• **EXERCISE**
Return each line of the records holding the string "измерения".
══ RECORDS PROVIDED
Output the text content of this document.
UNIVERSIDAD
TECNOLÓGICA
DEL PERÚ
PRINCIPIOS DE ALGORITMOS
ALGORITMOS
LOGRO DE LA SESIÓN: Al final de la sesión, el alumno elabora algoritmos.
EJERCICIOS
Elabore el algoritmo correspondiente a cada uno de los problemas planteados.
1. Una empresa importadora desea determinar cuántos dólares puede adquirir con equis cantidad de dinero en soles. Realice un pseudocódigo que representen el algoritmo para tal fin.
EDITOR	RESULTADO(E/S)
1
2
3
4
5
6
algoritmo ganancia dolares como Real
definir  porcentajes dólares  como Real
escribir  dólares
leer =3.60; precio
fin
════
══ RECORDS PROVIDED
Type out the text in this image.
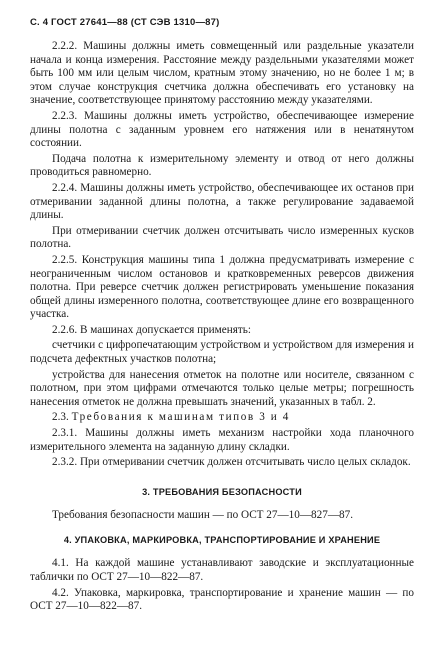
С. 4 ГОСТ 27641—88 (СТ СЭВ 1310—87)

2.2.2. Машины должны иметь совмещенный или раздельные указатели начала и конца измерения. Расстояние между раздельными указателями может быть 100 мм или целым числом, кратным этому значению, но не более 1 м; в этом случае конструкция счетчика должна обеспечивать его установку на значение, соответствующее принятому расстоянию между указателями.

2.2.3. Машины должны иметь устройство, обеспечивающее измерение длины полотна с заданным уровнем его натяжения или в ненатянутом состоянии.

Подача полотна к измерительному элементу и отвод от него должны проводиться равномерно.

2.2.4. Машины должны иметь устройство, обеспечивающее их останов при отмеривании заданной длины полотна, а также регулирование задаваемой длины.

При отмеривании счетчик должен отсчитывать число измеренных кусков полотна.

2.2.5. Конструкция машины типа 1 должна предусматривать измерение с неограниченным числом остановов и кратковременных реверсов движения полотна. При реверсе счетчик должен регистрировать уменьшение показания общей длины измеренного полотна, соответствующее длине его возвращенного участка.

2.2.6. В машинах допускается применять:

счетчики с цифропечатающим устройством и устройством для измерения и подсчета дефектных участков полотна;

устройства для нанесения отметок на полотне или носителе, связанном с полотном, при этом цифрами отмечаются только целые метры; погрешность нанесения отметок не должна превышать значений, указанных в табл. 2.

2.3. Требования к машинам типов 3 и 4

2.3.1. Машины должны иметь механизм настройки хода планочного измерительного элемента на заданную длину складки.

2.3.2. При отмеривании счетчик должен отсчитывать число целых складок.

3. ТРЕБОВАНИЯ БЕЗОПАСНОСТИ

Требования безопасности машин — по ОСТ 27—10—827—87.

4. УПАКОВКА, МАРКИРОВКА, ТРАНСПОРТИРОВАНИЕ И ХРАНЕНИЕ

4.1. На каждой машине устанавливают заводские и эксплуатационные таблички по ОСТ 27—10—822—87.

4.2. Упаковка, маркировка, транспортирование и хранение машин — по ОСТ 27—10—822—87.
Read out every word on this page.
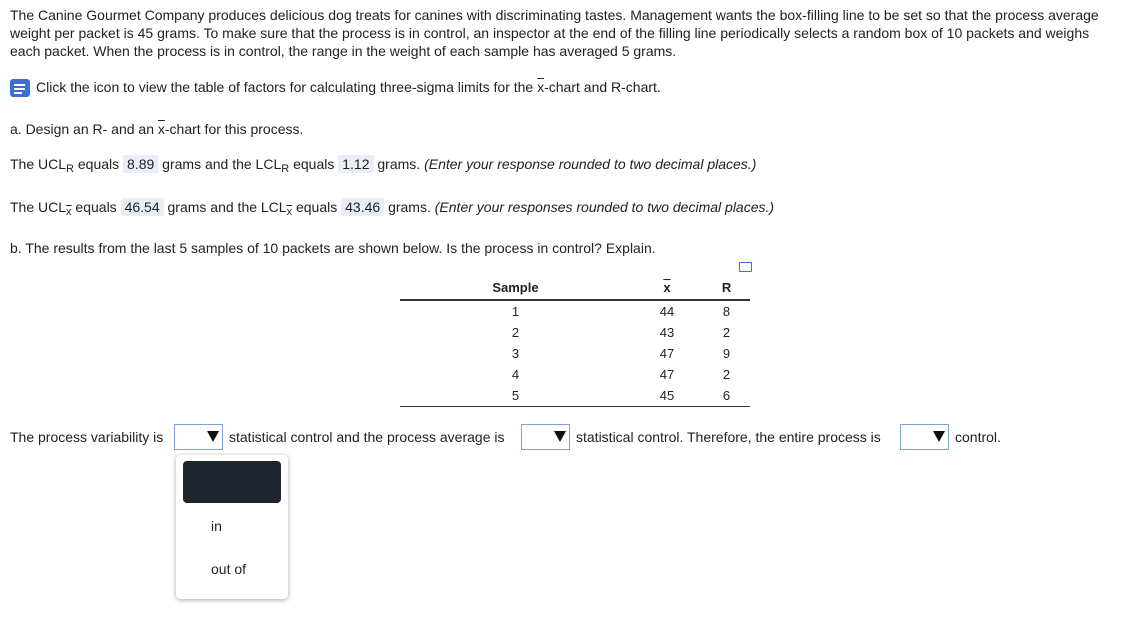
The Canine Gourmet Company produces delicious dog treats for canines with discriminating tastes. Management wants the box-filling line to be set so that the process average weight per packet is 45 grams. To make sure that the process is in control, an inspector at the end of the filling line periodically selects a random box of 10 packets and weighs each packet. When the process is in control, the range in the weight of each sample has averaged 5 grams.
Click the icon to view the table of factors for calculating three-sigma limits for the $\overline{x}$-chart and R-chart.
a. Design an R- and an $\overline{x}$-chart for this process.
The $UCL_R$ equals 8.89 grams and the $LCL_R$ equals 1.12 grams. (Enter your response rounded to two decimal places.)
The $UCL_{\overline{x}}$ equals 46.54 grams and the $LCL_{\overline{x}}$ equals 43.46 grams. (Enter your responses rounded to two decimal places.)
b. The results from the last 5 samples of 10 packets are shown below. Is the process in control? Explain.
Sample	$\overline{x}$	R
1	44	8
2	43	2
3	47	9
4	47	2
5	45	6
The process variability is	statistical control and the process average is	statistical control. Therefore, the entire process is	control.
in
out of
════
• **OUTPUT FOR THIS TASK**
2.2.2. Машины должны иметь совмещенный или раздельные указатели начала и конца измерения. Расстояние между раздельными указателями может быть 100 мм или целым числом, кратным этому значению, но не более 1 м; в этом случае конструкция счетчика должна обеспечивать его установку на значение, соответствующее принятому расстоянию между указателями.
счетчики с цифропечатающим устройством и устройством для измерения и подсчета дефектных участков полотна;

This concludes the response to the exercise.